* [YOUR OBJECTIVE]
Find how many lines in the material contain "document"; your answer should be that number alone.

* [SUPPLIED INFORMATION]
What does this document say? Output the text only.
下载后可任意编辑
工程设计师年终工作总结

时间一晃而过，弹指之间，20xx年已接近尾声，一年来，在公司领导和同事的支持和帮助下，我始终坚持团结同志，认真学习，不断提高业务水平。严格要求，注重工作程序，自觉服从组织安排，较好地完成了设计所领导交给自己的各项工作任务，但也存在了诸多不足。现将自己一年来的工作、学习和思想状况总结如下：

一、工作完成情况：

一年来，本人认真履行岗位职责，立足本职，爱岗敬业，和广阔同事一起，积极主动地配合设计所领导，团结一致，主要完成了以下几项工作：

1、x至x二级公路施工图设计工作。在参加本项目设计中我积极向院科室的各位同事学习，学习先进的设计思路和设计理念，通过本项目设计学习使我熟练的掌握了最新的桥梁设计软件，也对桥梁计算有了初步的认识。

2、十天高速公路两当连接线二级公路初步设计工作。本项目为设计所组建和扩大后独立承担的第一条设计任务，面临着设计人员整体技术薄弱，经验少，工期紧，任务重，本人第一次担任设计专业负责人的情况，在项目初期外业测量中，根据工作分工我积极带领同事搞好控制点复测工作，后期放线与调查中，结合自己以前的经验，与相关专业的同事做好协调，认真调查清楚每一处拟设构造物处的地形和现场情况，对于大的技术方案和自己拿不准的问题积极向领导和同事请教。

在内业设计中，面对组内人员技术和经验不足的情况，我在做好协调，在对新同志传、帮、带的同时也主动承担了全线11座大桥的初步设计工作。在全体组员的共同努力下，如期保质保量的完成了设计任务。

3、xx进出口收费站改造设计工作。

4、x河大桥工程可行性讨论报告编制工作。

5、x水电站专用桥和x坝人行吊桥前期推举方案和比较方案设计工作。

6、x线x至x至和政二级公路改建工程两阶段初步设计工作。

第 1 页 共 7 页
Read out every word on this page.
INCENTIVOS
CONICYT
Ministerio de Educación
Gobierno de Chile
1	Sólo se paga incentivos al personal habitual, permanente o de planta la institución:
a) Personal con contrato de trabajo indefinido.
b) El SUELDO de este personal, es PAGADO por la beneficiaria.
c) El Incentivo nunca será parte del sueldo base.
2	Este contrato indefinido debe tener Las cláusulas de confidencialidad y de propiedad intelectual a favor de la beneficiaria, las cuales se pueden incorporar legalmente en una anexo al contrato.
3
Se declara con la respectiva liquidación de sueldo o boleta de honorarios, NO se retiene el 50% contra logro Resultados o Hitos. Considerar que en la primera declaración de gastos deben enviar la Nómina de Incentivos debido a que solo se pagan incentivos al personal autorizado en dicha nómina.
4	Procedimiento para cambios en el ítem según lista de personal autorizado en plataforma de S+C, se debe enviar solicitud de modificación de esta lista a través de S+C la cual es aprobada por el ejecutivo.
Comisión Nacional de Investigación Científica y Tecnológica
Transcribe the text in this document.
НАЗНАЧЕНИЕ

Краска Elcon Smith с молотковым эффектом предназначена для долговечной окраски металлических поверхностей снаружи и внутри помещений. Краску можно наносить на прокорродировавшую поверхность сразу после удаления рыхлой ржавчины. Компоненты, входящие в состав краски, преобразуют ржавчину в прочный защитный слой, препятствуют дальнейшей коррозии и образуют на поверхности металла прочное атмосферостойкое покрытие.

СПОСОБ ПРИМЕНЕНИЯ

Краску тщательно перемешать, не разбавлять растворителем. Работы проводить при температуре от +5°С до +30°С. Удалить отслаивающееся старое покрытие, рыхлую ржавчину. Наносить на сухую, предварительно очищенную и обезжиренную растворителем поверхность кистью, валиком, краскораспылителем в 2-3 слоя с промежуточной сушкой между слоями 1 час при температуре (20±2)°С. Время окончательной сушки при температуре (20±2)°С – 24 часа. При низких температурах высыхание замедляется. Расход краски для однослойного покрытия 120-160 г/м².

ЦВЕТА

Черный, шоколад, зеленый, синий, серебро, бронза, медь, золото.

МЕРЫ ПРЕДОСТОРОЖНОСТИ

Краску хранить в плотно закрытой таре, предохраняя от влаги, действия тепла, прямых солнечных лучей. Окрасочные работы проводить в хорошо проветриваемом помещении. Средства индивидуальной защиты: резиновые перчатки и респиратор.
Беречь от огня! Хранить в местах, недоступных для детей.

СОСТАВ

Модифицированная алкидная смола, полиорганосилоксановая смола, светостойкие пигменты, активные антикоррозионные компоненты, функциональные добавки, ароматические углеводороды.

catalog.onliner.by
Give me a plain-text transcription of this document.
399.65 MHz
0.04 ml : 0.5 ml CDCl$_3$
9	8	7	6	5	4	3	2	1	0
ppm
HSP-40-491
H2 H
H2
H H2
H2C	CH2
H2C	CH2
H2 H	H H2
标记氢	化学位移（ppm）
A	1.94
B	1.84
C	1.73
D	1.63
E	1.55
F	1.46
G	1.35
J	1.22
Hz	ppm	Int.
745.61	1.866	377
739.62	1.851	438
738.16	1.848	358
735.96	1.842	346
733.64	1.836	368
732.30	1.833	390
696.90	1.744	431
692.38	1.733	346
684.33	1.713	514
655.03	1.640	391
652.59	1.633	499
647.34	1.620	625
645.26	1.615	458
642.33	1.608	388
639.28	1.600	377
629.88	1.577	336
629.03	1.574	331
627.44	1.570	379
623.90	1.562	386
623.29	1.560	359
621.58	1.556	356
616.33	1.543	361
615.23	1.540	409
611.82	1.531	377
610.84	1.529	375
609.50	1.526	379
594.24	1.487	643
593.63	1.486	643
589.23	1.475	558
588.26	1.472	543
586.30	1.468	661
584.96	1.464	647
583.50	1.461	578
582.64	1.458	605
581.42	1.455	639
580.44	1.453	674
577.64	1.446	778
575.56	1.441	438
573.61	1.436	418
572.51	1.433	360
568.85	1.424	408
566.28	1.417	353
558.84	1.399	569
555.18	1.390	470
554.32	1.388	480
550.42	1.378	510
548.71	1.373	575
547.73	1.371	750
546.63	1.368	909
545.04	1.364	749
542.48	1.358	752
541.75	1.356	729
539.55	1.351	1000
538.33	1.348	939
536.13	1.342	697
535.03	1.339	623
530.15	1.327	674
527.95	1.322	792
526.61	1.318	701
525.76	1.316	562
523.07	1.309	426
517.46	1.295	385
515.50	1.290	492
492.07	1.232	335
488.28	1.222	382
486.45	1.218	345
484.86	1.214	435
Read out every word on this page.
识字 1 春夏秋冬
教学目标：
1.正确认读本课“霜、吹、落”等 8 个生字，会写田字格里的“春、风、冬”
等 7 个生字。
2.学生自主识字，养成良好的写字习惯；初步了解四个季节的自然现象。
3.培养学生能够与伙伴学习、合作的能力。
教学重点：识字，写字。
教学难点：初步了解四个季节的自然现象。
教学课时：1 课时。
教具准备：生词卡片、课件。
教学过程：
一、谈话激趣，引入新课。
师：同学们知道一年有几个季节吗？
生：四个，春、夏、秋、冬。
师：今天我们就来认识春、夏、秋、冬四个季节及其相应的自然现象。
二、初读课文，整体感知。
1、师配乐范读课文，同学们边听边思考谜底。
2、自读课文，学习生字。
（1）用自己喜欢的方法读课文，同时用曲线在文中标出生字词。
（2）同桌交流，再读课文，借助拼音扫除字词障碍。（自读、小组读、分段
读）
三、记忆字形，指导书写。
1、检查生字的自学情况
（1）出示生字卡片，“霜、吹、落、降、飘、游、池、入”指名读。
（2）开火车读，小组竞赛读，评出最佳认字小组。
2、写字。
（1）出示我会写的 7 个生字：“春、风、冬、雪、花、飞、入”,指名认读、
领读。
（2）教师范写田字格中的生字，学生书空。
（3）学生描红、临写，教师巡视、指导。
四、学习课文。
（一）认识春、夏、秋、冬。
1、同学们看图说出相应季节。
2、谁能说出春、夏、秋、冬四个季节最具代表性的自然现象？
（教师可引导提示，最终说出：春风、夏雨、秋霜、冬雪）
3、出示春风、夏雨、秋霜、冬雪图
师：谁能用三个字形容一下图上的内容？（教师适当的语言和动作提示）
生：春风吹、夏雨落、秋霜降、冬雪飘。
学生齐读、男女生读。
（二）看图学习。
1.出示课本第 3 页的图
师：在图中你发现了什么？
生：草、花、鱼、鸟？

* [RESULT FOR THIS EXERCISE]
3